> TASK DIRECTIONS: Transcribe the entries below exactly.

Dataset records
- - - -

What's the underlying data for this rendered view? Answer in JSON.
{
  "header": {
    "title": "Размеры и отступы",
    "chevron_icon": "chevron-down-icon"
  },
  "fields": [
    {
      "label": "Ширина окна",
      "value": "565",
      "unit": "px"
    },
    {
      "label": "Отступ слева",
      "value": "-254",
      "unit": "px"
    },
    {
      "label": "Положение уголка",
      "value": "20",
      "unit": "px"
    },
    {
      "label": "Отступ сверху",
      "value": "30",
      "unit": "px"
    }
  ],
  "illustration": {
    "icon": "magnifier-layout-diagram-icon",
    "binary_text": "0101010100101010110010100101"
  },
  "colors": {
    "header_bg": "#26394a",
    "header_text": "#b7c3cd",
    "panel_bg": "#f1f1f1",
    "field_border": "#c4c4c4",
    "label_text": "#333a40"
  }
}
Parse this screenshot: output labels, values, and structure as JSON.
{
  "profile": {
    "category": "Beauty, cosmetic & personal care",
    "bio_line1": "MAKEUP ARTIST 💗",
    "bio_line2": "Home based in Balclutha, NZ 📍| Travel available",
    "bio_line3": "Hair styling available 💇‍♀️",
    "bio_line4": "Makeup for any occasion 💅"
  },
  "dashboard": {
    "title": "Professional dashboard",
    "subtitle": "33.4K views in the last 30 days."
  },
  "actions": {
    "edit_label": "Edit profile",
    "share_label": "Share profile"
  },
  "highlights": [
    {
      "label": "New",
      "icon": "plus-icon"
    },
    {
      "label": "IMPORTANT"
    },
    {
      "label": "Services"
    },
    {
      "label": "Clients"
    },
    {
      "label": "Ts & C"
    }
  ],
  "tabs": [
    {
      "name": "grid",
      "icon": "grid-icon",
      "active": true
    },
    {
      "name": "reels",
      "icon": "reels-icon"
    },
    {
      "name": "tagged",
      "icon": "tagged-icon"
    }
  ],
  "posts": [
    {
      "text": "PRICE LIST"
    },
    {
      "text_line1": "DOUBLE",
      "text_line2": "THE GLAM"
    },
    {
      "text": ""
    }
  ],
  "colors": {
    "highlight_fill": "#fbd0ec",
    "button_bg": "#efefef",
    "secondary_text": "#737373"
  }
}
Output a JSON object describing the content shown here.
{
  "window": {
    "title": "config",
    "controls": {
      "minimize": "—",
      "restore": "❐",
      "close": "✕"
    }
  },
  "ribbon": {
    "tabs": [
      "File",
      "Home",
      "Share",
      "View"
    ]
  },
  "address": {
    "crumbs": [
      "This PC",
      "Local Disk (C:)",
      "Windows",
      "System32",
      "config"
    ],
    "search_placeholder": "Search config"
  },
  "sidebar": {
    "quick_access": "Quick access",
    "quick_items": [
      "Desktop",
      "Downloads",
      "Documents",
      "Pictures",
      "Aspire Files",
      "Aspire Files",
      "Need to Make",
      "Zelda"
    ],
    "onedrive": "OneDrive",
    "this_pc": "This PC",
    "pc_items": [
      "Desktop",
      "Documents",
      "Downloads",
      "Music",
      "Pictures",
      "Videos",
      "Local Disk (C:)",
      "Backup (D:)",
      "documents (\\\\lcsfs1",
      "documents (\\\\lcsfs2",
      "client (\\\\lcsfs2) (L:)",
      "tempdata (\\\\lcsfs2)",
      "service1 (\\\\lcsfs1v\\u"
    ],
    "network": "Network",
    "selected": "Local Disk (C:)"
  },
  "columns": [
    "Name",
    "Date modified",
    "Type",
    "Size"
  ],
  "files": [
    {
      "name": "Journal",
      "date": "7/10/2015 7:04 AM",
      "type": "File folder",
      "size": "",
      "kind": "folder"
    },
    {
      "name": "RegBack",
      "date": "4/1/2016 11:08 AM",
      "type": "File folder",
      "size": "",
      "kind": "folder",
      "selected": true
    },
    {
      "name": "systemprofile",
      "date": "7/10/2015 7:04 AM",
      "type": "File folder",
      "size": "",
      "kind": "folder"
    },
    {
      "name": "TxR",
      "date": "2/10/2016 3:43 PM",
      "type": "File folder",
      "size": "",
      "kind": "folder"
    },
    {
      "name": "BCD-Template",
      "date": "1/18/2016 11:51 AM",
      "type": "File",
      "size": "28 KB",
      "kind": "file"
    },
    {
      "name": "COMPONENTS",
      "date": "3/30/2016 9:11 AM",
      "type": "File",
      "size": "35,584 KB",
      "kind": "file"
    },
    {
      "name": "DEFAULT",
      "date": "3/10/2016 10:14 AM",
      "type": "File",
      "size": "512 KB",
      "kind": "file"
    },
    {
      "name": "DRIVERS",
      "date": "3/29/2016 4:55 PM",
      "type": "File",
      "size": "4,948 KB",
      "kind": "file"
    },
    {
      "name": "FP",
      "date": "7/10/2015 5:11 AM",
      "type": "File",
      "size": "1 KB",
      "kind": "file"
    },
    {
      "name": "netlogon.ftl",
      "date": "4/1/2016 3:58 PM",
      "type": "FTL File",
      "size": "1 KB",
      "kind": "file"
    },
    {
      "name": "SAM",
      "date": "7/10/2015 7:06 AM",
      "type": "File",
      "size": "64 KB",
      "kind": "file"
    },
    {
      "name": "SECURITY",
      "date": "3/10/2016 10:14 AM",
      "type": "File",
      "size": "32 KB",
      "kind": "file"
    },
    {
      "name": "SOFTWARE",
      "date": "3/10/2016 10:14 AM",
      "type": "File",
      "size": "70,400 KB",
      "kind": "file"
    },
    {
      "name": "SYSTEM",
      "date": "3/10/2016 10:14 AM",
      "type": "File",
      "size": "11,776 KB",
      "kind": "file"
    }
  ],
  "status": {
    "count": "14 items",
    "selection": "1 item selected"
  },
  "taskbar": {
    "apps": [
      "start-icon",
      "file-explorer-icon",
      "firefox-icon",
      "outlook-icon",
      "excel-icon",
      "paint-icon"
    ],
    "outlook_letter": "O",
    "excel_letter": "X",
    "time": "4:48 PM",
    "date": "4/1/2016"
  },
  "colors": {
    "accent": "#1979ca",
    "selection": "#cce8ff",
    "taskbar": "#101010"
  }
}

- - - -

> SOLUTION FOR THIS PROBLEM:
What's the underlying data for this rendered view? Answer in JSON.
{
  "header": {
    "title": "Размеры и отступы",
    "chevron_icon": "chevron-down-icon"
  },
  "fields": [
    {
      "label": "Ширина окна",
      "value": "565",
      "unit": "px"
    },
    {
      "label": "Отступ слева",
      "value": "-254",
      "unit": "px"
    },
    {
      "label": "Положение уголка",
      "value": "20",
      "unit": "px"
    },
    {
      "label": "Отступ сверху",
      "value": "30",
      "unit": "px"
    }
  ],
  "illustration": {
    "icon": "magnifier-layout-diagram-icon",
    "binary_text": "0101010100101010110010100101"
  },
  "colors": {
    "header_bg": "#26394a",
    "header_text": "#b7c3cd",
    "panel_bg": "#f1f1f1",
    "field_border": "#c4c4c4",
    "label_text": "#333a40"
  }
}
Parse this screenshot: output labels, values, and structure as JSON.
{
  "profile": {
    "category": "Beauty, cosmetic & personal care",
    "bio_line1": "MAKEUP ARTIST 💗",
    "bio_line2": "Home based in Balclutha, NZ 📍| Travel available",
    "bio_line3": "Hair styling available 💇‍♀️",
    "bio_line4": "Makeup for any occasion 💅"
  },
  "dashboard": {
    "title": "Professional dashboard",
    "subtitle": "33.4K views in the last 30 days."
  },
  "actions": {
    "edit_label": "Edit profile",
    "share_label": "Share profile"
  },
  "highlights": [
    {
      "label": "New",
      "icon": "plus-icon"
    },
    {
      "label": "IMPORTANT"
    },
    {
      "label": "Services"
    },
    {
      "label": "Clients"
    },
    {
      "label": "Ts & C"
    }
  ],
  "tabs": [
    {
      "name": "grid",
      "icon": "grid-icon",
      "active": true
    },
    {
      "name": "reels",
      "icon": "reels-icon"
    },
    {
      "name": "tagged",
      "icon": "tagged-icon"
    }
  ],
  "posts": [
    {
      "text": "PRICE LIST"
    },
    {
      "text_line1": "DOUBLE",
      "text_line2": "THE GLAM"
    },
    {
      "text": ""
    }
  ],
  "colors": {
    "highlight_fill": "#fbd0ec",
    "button_bg": "#efefef",
    "secondary_text": "#737373"
  }
}
Output a JSON object describing the content shown here.
{
  "window": {
    "title": "config",
    "controls": {
      "minimize": "—",
      "restore": "❐",
      "close": "✕"
    }
  },
  "ribbon": {
    "tabs": [
      "File",
      "Home",
      "Share",
      "View"
    ]
  },
  "address": {
    "crumbs": [
      "This PC",
      "Local Disk (C:)",
      "Windows",
      "System32",
      "config"
    ],
    "search_placeholder": "Search config"
  },
  "sidebar": {
    "quick_access": "Quick access",
    "quick_items": [
      "Desktop",
      "Downloads",
      "Documents",
      "Pictures",
      "Aspire Files",
      "Aspire Files",
      "Need to Make",
      "Zelda"
    ],
    "onedrive": "OneDrive",
    "this_pc": "This PC",
    "pc_items": [
      "Desktop",
      "Documents",
      "Downloads",
      "Music",
      "Pictures",
      "Videos",
      "Local Disk (C:)",
      "Backup (D:)",
      "documents (\\\\lcsfs1",
      "documents (\\\\lcsfs2",
      "client (\\\\lcsfs2) (L:)",
      "tempdata (\\\\lcsfs2)",
      "service1 (\\\\lcsfs1v\\u"
    ],
    "network": "Network",
    "selected": "Local Disk (C:)"
  },
  "columns": [
    "Name",
    "Date modified",
    "Type",
    "Size"
  ],
  "files": [
    {
      "name": "Journal",
      "date": "7/10/2015 7:04 AM",
      "type": "File folder",
      "size": "",
      "kind": "folder"
    },
    {
      "name": "RegBack",
      "date": "4/1/2016 11:08 AM",
      "type": "File folder",
      "size": "",
      "kind": "folder",
      "selected": true
    },
    {
      "name": "systemprofile",
      "date": "7/10/2015 7:04 AM",
      "type": "File folder",
      "size": "",
      "kind": "folder"
    },
    {
      "name": "TxR",
      "date": "2/10/2016 3:43 PM",
      "type": "File folder",
      "size": "",
      "kind": "folder"
    },
    {
      "name": "BCD-Template",
      "date": "1/18/2016 11:51 AM",
      "type": "File",
      "size": "28 KB",
      "kind": "file"
    },
    {
      "name": "COMPONENTS",
      "date": "3/30/2016 9:11 AM",
      "type": "File",
      "size": "35,584 KB",
      "kind": "file"
    },
    {
      "name": "DEFAULT",
      "date": "3/10/2016 10:14 AM",
      "type": "File",
      "size": "512 KB",
      "kind": "file"
    },
    {
      "name": "DRIVERS",
      "date": "3/29/2016 4:55 PM",
      "type": "File",
      "size": "4,948 KB",
      "kind": "file"
    },
    {
      "name": "FP",
      "date": "7/10/2015 5:11 AM",
      "type": "File",
      "size": "1 KB",
      "kind": "file"
    },
    {
      "name": "netlogon.ftl",
      "date": "4/1/2016 3:58 PM",
      "type": "FTL File",
      "size": "1 KB",
      "kind": "file"
    },
    {
      "name": "SAM",
      "date": "7/10/2015 7:06 AM",
      "type": "File",
      "size": "64 KB",
      "kind": "file"
    },
    {
      "name": "SECURITY",
      "date": "3/10/2016 10:14 AM",
      "type": "File",
      "size": "32 KB",
      "kind": "file"
    },
    {
      "name": "SOFTWARE",
      "date": "3/10/2016 10:14 AM",
      "type": "File",
      "size": "70,400 KB",
      "kind": "file"
    },
    {
      "name": "SYSTEM",
      "date": "3/10/2016 10:14 AM",
      "type": "File",
      "size": "11,776 KB",
      "kind": "file"
    }
  ],
  "status": {
    "count": "14 items",
    "selection": "1 item selected"
  },
  "taskbar": {
    "apps": [
      "start-icon",
      "file-explorer-icon",
      "firefox-icon",
      "outlook-icon",
      "excel-icon",
      "paint-icon"
    ],
    "outlook_letter": "O",
    "excel_letter": "X",
    "time": "4:48 PM",
    "date": "4/1/2016"
  },
  "colors": {
    "accent": "#1979ca",
    "selection": "#cce8ff",
    "taskbar": "#101010"
  }
}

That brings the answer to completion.